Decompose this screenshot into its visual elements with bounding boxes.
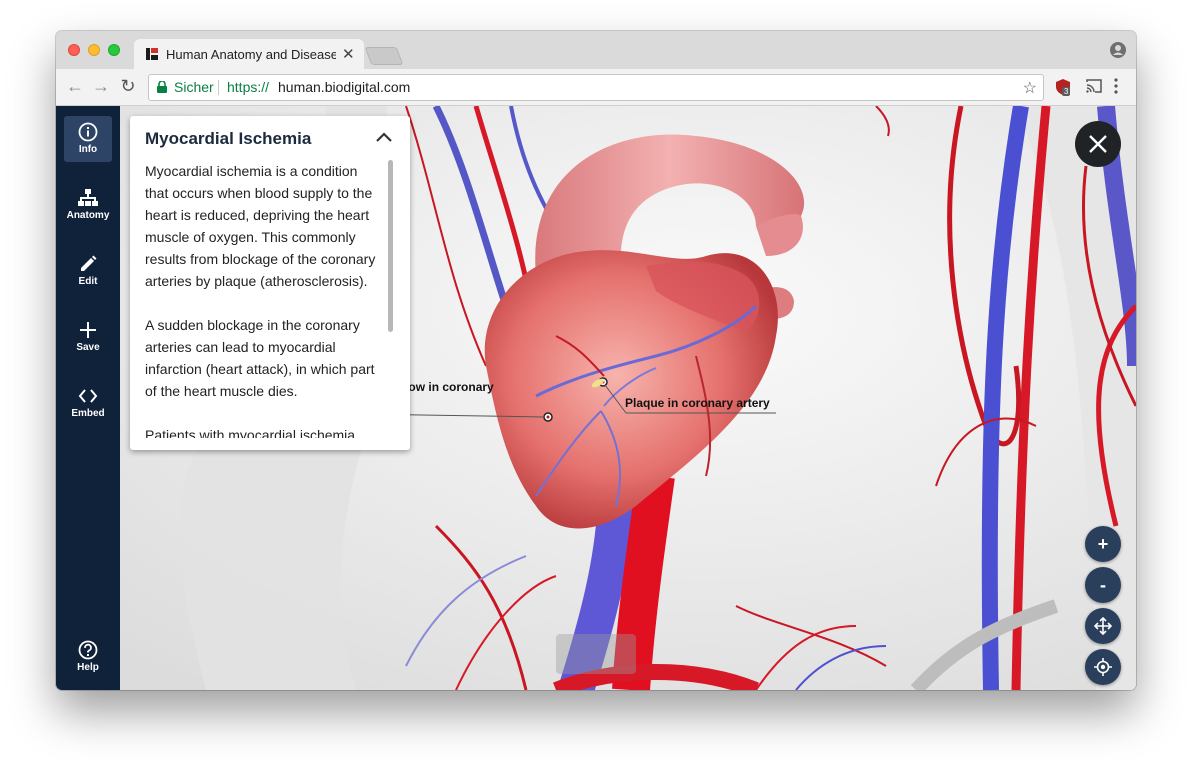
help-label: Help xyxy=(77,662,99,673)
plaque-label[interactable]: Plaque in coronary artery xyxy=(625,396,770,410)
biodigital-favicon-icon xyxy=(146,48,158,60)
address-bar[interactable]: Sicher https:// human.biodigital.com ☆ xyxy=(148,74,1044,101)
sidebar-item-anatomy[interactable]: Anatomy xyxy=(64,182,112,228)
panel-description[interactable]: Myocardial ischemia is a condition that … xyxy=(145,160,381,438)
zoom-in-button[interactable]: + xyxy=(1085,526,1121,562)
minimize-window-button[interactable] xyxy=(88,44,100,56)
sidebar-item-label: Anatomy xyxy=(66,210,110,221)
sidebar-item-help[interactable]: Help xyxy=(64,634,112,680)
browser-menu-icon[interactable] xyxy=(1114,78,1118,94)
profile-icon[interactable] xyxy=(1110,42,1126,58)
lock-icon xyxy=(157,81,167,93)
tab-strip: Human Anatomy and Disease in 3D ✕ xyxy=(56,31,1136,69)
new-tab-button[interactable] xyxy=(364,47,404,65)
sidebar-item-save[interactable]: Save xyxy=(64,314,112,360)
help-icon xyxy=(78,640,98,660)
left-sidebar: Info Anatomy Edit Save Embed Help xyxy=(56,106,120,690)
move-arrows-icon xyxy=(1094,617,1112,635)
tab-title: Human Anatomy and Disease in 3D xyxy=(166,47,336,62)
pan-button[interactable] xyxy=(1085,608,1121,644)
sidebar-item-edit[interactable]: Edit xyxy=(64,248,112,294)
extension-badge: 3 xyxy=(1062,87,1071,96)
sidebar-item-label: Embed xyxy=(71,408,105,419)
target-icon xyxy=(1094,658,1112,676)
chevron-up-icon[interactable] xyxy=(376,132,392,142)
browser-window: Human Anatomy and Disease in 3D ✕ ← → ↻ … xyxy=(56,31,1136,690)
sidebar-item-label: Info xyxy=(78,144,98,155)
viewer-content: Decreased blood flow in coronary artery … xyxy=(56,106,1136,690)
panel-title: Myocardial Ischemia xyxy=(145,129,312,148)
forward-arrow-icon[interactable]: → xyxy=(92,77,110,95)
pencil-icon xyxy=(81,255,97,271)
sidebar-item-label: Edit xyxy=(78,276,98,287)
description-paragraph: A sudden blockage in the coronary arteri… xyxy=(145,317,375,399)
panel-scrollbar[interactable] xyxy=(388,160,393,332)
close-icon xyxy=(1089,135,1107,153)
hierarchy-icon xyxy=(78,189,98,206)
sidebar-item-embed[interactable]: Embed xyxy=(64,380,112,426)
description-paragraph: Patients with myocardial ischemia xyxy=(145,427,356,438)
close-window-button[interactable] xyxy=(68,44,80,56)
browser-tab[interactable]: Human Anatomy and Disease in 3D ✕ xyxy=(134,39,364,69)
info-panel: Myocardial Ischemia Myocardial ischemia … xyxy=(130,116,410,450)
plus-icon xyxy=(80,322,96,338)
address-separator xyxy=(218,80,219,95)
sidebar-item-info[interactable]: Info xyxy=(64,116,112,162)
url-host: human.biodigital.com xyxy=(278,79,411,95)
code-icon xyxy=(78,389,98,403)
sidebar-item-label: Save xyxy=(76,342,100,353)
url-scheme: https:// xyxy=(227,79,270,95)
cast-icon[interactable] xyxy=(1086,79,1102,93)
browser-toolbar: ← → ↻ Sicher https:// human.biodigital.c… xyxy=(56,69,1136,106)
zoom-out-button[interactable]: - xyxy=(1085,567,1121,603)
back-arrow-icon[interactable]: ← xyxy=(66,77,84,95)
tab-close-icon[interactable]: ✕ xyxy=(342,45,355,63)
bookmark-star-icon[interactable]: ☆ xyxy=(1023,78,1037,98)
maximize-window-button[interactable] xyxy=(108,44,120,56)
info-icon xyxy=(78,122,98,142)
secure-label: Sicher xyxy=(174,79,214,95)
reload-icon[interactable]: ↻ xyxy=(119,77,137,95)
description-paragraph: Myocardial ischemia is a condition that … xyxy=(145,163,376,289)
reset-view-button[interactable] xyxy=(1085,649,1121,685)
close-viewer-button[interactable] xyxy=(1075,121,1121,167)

# # # #

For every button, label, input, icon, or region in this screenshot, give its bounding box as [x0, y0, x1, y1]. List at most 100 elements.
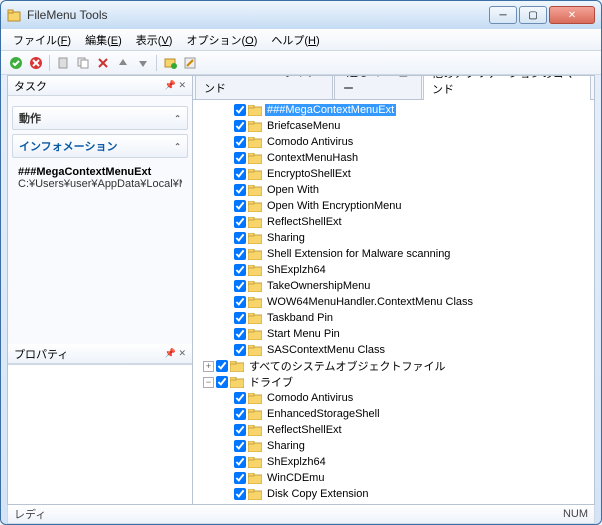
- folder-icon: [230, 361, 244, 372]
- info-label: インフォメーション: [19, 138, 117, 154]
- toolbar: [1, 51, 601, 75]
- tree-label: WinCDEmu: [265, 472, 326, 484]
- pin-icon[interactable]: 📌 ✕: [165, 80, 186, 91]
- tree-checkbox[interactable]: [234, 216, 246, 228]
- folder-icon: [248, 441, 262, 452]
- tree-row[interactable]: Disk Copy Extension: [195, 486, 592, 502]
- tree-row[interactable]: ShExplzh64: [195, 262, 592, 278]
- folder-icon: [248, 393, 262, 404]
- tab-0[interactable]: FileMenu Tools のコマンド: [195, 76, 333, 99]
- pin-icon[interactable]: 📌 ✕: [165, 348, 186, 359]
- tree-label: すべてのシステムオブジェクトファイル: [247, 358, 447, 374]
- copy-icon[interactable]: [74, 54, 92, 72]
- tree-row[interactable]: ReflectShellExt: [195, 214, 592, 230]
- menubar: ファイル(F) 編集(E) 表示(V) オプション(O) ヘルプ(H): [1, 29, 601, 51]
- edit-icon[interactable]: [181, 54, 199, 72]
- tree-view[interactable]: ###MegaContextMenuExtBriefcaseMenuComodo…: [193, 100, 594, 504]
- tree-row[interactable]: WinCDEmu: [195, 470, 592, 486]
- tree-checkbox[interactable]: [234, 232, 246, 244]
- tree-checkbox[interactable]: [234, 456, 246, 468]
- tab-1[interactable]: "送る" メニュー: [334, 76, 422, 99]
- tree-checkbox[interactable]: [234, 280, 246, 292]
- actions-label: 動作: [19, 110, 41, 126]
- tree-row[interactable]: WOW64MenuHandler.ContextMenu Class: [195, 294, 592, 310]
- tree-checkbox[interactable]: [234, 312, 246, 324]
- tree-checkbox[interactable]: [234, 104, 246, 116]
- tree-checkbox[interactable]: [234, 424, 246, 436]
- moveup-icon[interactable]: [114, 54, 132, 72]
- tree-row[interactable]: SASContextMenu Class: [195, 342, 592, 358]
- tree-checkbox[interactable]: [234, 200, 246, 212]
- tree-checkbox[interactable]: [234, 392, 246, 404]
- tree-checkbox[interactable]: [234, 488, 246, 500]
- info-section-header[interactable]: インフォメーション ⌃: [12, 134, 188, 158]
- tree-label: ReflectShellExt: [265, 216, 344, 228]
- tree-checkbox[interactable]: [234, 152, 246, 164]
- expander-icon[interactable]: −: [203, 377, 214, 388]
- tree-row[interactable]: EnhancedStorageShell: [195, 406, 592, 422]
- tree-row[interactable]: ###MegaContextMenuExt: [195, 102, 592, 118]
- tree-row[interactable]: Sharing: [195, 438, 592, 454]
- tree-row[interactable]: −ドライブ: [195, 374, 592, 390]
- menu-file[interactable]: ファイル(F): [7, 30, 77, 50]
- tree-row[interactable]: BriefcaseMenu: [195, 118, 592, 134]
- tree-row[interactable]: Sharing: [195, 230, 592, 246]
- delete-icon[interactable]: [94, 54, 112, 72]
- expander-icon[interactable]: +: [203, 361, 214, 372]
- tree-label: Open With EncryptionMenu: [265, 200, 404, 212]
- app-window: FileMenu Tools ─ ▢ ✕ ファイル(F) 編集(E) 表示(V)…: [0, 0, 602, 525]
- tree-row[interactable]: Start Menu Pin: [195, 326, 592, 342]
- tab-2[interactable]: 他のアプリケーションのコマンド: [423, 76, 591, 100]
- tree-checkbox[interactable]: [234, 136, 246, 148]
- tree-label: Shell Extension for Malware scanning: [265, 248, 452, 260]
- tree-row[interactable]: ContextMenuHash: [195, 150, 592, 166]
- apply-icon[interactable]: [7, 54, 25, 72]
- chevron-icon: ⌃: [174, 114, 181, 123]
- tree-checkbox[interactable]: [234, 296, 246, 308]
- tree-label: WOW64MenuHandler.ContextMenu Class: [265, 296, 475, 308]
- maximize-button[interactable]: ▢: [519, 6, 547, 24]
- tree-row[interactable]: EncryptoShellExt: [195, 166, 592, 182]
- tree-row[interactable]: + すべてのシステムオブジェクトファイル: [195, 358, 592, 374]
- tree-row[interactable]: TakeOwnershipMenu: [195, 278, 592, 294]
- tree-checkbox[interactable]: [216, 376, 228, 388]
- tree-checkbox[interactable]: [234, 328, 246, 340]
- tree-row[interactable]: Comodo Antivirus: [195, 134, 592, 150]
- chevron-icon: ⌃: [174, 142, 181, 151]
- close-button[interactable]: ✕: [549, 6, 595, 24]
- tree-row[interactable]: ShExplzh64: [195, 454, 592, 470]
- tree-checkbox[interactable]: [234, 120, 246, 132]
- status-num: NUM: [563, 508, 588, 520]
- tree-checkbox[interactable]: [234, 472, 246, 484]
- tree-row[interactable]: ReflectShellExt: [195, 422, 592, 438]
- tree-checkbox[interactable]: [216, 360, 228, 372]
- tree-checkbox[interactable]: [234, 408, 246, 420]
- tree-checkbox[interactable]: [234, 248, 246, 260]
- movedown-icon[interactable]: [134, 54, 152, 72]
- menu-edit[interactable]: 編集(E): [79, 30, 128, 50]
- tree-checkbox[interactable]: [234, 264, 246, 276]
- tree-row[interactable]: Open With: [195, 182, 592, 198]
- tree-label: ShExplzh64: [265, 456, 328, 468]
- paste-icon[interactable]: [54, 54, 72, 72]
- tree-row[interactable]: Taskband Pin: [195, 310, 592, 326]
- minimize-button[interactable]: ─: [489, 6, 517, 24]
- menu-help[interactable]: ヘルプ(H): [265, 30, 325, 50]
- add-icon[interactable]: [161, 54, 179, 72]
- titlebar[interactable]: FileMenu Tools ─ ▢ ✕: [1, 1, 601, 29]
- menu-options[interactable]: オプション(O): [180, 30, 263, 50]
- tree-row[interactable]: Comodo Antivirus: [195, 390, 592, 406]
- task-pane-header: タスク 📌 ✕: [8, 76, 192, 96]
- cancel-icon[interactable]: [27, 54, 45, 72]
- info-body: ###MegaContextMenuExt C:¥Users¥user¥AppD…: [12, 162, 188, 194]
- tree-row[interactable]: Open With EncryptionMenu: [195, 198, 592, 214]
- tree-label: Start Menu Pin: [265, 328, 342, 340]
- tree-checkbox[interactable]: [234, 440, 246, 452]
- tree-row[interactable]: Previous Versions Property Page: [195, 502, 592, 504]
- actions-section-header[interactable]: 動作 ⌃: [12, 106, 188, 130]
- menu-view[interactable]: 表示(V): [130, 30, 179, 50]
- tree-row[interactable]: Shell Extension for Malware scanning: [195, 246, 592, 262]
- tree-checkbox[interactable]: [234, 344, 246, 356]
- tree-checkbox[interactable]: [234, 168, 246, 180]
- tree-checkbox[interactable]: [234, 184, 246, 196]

# # # #

Return, from the material above, each line holding the string "paragraph".

description-paragraph: A sudden blockage in the coronary arteri… xyxy=(145,317,375,399)
description-paragraph: Patients with myocardial ischemia xyxy=(145,427,356,438)
description-paragraph: Myocardial ischemia is a condition that … xyxy=(145,163,376,289)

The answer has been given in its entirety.